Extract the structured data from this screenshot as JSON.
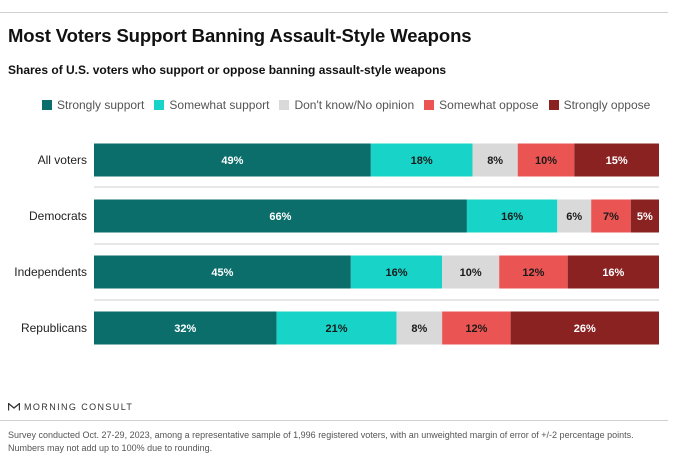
{
  "title": "Most Voters Support Banning Assault-Style Weapons",
  "subtitle": "Shares of U.S. voters who support or oppose banning assault-style weapons",
  "brand": "MORNING CONSULT",
  "footnote": "Survey conducted Oct. 27-29, 2023, among a representative sample of 1,996 registered voters, with an unweighted margin of error of +/-2 percentage points. Numbers may not add up to 100% due to rounding.",
  "colors": {
    "strongly_support": "#0b6e6b",
    "somewhat_support": "#18d3c8",
    "no_opinion": "#d9d9d9",
    "somewhat_oppose": "#ea5553",
    "strongly_oppose": "#8b2222"
  },
  "chart_data": {
    "type": "bar",
    "orientation": "horizontal",
    "stacked": true,
    "title": "Most Voters Support Banning Assault-Style Weapons",
    "subtitle": "Shares of U.S. voters who support or oppose banning assault-style weapons",
    "categories": [
      "All voters",
      "Democrats",
      "Independents",
      "Republicans"
    ],
    "series": [
      {
        "name": "Strongly support",
        "color": "#0b6e6b",
        "values": [
          49,
          66,
          45,
          32
        ]
      },
      {
        "name": "Somewhat support",
        "color": "#18d3c8",
        "values": [
          18,
          16,
          16,
          21
        ]
      },
      {
        "name": "Don't know/No opinion",
        "color": "#d9d9d9",
        "values": [
          8,
          6,
          10,
          8
        ]
      },
      {
        "name": "Somewhat oppose",
        "color": "#ea5553",
        "values": [
          10,
          7,
          12,
          12
        ]
      },
      {
        "name": "Strongly oppose",
        "color": "#8b2222",
        "values": [
          15,
          5,
          16,
          26
        ]
      }
    ],
    "value_suffix": "%",
    "legend_position": "top",
    "xlabel": "",
    "ylabel": ""
  }
}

| What is being asked |
Quote the data above in full, leaving out the pictures it holds.

| Written answer |
Extract the structured data from this screenshot as JSON.
{
  "title": "Most Voters Support Banning Assault-Style Weapons",
  "subtitle": "Shares of U.S. voters who support or oppose banning assault-style weapons",
  "brand": "MORNING CONSULT",
  "footnote": "Survey conducted Oct. 27-29, 2023, among a representative sample of 1,996 registered voters, with an unweighted margin of error of +/-2 percentage points. Numbers may not add up to 100% due to rounding.",
  "colors": {
    "strongly_support": "#0b6e6b",
    "somewhat_support": "#18d3c8",
    "no_opinion": "#d9d9d9",
    "somewhat_oppose": "#ea5553",
    "strongly_oppose": "#8b2222"
  },
  "chart_data": {
    "type": "bar",
    "orientation": "horizontal",
    "stacked": true,
    "title": "Most Voters Support Banning Assault-Style Weapons",
    "subtitle": "Shares of U.S. voters who support or oppose banning assault-style weapons",
    "categories": [
      "All voters",
      "Democrats",
      "Independents",
      "Republicans"
    ],
    "series": [
      {
        "name": "Strongly support",
        "color": "#0b6e6b",
        "values": [
          49,
          66,
          45,
          32
        ]
      },
      {
        "name": "Somewhat support",
        "color": "#18d3c8",
        "values": [
          18,
          16,
          16,
          21
        ]
      },
      {
        "name": "Don't know/No opinion",
        "color": "#d9d9d9",
        "values": [
          8,
          6,
          10,
          8
        ]
      },
      {
        "name": "Somewhat oppose",
        "color": "#ea5553",
        "values": [
          10,
          7,
          12,
          12
        ]
      },
      {
        "name": "Strongly oppose",
        "color": "#8b2222",
        "values": [
          15,
          5,
          16,
          26
        ]
      }
    ],
    "value_suffix": "%",
    "legend_position": "top",
    "xlabel": "",
    "ylabel": ""
  }
}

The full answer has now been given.